### PROBLEM STATEMENT
Please find all lines in the data that hold the string "معنى" and copy them.

--- Begin RECORDS TO USE ---

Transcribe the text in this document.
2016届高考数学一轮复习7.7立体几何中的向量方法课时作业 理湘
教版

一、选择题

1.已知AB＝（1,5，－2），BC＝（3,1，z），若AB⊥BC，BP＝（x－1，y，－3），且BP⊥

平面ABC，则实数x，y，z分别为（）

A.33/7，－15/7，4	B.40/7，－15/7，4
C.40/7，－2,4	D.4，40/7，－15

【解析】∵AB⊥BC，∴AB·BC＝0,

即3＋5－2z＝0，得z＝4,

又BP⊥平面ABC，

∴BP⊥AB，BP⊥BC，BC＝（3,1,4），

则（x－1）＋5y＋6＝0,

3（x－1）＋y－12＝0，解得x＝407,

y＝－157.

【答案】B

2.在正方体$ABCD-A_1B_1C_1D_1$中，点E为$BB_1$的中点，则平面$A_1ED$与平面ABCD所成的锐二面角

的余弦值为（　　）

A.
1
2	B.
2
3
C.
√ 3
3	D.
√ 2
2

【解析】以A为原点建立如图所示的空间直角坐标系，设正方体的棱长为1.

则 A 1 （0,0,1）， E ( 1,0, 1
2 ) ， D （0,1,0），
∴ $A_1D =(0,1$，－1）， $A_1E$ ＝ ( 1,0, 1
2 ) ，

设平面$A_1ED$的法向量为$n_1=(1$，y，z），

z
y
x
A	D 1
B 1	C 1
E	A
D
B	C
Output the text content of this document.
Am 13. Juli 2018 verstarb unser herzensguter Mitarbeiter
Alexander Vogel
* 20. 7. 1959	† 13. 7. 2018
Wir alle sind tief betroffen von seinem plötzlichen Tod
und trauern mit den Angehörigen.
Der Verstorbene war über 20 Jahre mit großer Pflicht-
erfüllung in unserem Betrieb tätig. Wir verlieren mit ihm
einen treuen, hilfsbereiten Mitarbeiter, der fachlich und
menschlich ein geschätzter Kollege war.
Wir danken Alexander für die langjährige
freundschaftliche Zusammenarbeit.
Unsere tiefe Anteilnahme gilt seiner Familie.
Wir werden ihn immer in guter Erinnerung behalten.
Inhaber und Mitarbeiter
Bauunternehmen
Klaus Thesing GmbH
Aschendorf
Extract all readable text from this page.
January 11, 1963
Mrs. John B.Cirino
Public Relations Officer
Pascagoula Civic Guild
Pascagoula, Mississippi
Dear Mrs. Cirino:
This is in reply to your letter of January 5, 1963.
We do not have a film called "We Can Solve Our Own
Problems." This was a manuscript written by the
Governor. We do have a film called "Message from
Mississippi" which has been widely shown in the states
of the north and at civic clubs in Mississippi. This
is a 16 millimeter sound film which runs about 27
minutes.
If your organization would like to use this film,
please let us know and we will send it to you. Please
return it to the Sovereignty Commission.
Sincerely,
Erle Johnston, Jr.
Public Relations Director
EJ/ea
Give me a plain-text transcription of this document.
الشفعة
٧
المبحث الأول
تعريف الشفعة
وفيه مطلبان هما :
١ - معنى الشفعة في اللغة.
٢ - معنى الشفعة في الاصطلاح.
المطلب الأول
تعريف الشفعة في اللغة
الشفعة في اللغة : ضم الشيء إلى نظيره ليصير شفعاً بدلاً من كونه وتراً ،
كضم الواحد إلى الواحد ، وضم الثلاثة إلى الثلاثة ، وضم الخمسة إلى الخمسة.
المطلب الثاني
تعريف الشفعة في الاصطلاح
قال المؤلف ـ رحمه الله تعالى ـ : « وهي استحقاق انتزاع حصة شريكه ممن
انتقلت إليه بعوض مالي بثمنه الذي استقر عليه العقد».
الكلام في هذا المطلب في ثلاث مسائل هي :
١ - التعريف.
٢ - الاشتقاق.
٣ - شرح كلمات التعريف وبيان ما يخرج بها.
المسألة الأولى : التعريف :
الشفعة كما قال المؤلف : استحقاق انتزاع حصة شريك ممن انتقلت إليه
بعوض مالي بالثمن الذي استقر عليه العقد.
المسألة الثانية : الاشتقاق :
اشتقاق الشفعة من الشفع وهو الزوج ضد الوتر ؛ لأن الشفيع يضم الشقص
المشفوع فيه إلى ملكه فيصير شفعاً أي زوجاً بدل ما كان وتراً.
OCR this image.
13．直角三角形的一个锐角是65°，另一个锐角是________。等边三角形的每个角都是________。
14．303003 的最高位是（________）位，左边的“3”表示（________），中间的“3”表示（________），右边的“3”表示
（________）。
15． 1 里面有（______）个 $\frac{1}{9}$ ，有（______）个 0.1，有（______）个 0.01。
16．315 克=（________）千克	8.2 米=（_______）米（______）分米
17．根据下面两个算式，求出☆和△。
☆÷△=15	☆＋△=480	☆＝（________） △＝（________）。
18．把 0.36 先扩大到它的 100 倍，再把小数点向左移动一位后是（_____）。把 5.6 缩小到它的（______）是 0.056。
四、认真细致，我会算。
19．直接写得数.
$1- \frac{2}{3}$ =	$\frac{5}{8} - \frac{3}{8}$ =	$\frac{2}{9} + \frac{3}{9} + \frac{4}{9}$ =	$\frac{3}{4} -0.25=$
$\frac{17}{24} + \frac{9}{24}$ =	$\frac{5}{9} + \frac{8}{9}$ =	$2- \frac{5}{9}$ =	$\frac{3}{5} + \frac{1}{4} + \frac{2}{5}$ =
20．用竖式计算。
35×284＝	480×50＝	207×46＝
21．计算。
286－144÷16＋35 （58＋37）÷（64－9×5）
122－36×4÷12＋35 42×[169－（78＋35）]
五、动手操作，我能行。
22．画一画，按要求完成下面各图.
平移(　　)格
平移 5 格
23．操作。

--- End RECORDS TO USE ---

### EXERCISE RESULT
١ - معنى الشفعة في اللغة.
٢ - معنى الشفعة في الاصطلاح.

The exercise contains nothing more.